Can you transcribe every entry word for word, skipping the images?

----

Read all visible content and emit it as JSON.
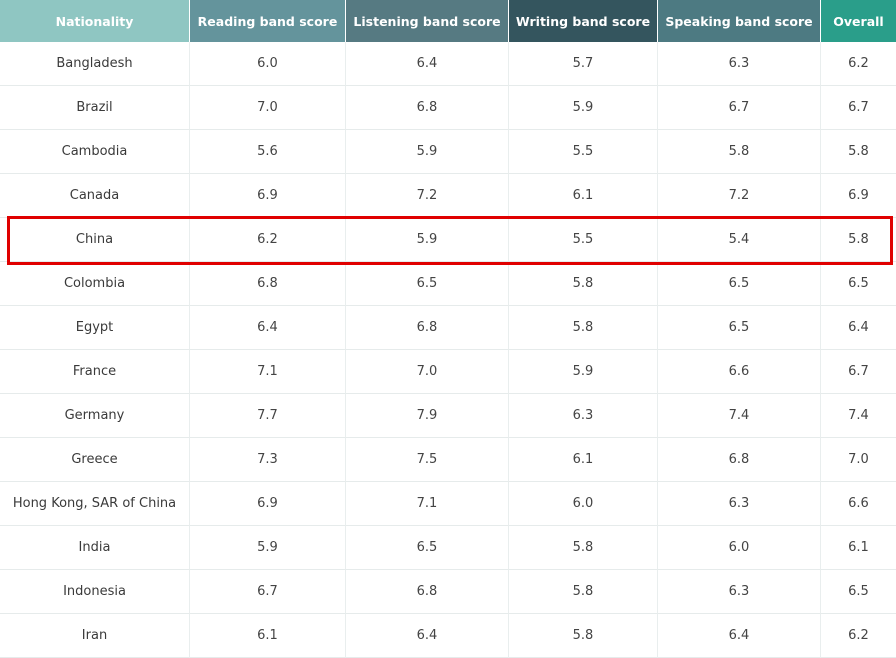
{
  "headers": [
    "Nationality",
    "Reading band score",
    "Listening band score",
    "Writing band score",
    "Speaking band score",
    "Overall"
  ],
  "rows": [
    [
      "Bangladesh",
      "6.0",
      "6.4",
      "5.7",
      "6.3",
      "6.2"
    ],
    [
      "Brazil",
      "7.0",
      "6.8",
      "5.9",
      "6.7",
      "6.7"
    ],
    [
      "Cambodia",
      "5.6",
      "5.9",
      "5.5",
      "5.8",
      "5.8"
    ],
    [
      "Canada",
      "6.9",
      "7.2",
      "6.1",
      "7.2",
      "6.9"
    ],
    [
      "China",
      "6.2",
      "5.9",
      "5.5",
      "5.4",
      "5.8"
    ],
    [
      "Colombia",
      "6.8",
      "6.5",
      "5.8",
      "6.5",
      "6.5"
    ],
    [
      "Egypt",
      "6.4",
      "6.8",
      "5.8",
      "6.5",
      "6.4"
    ],
    [
      "France",
      "7.1",
      "7.0",
      "5.9",
      "6.6",
      "6.7"
    ],
    [
      "Germany",
      "7.7",
      "7.9",
      "6.3",
      "7.4",
      "7.4"
    ],
    [
      "Greece",
      "7.3",
      "7.5",
      "6.1",
      "6.8",
      "7.0"
    ],
    [
      "Hong Kong, SAR of China",
      "6.9",
      "7.1",
      "6.0",
      "6.3",
      "6.6"
    ],
    [
      "India",
      "5.9",
      "6.5",
      "5.8",
      "6.0",
      "6.1"
    ],
    [
      "Indonesia",
      "6.7",
      "6.8",
      "5.8",
      "6.3",
      "6.5"
    ],
    [
      "Iran",
      "6.1",
      "6.4",
      "5.8",
      "6.4",
      "6.2"
    ]
  ],
  "highlighted_row": "China",
  "colors": {
    "header_nationality": "#8fc6c2",
    "header_reading": "#64949c",
    "header_listening": "#567a82",
    "header_writing": "#34555e",
    "header_speaking": "#4d7a82",
    "header_overall": "#2a9e8a",
    "highlight_border": "#e00000"
  }
}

----

◆ **Complete response**
Read all visible content and emit it as JSON.
{
  "headers": [
    "Nationality",
    "Reading band score",
    "Listening band score",
    "Writing band score",
    "Speaking band score",
    "Overall"
  ],
  "rows": [
    [
      "Bangladesh",
      "6.0",
      "6.4",
      "5.7",
      "6.3",
      "6.2"
    ],
    [
      "Brazil",
      "7.0",
      "6.8",
      "5.9",
      "6.7",
      "6.7"
    ],
    [
      "Cambodia",
      "5.6",
      "5.9",
      "5.5",
      "5.8",
      "5.8"
    ],
    [
      "Canada",
      "6.9",
      "7.2",
      "6.1",
      "7.2",
      "6.9"
    ],
    [
      "China",
      "6.2",
      "5.9",
      "5.5",
      "5.4",
      "5.8"
    ],
    [
      "Colombia",
      "6.8",
      "6.5",
      "5.8",
      "6.5",
      "6.5"
    ],
    [
      "Egypt",
      "6.4",
      "6.8",
      "5.8",
      "6.5",
      "6.4"
    ],
    [
      "France",
      "7.1",
      "7.0",
      "5.9",
      "6.6",
      "6.7"
    ],
    [
      "Germany",
      "7.7",
      "7.9",
      "6.3",
      "7.4",
      "7.4"
    ],
    [
      "Greece",
      "7.3",
      "7.5",
      "6.1",
      "6.8",
      "7.0"
    ],
    [
      "Hong Kong, SAR of China",
      "6.9",
      "7.1",
      "6.0",
      "6.3",
      "6.6"
    ],
    [
      "India",
      "5.9",
      "6.5",
      "5.8",
      "6.0",
      "6.1"
    ],
    [
      "Indonesia",
      "6.7",
      "6.8",
      "5.8",
      "6.3",
      "6.5"
    ],
    [
      "Iran",
      "6.1",
      "6.4",
      "5.8",
      "6.4",
      "6.2"
    ]
  ],
  "highlighted_row": "China",
  "colors": {
    "header_nationality": "#8fc6c2",
    "header_reading": "#64949c",
    "header_listening": "#567a82",
    "header_writing": "#34555e",
    "header_speaking": "#4d7a82",
    "header_overall": "#2a9e8a",
    "highlight_border": "#e00000"
  }
}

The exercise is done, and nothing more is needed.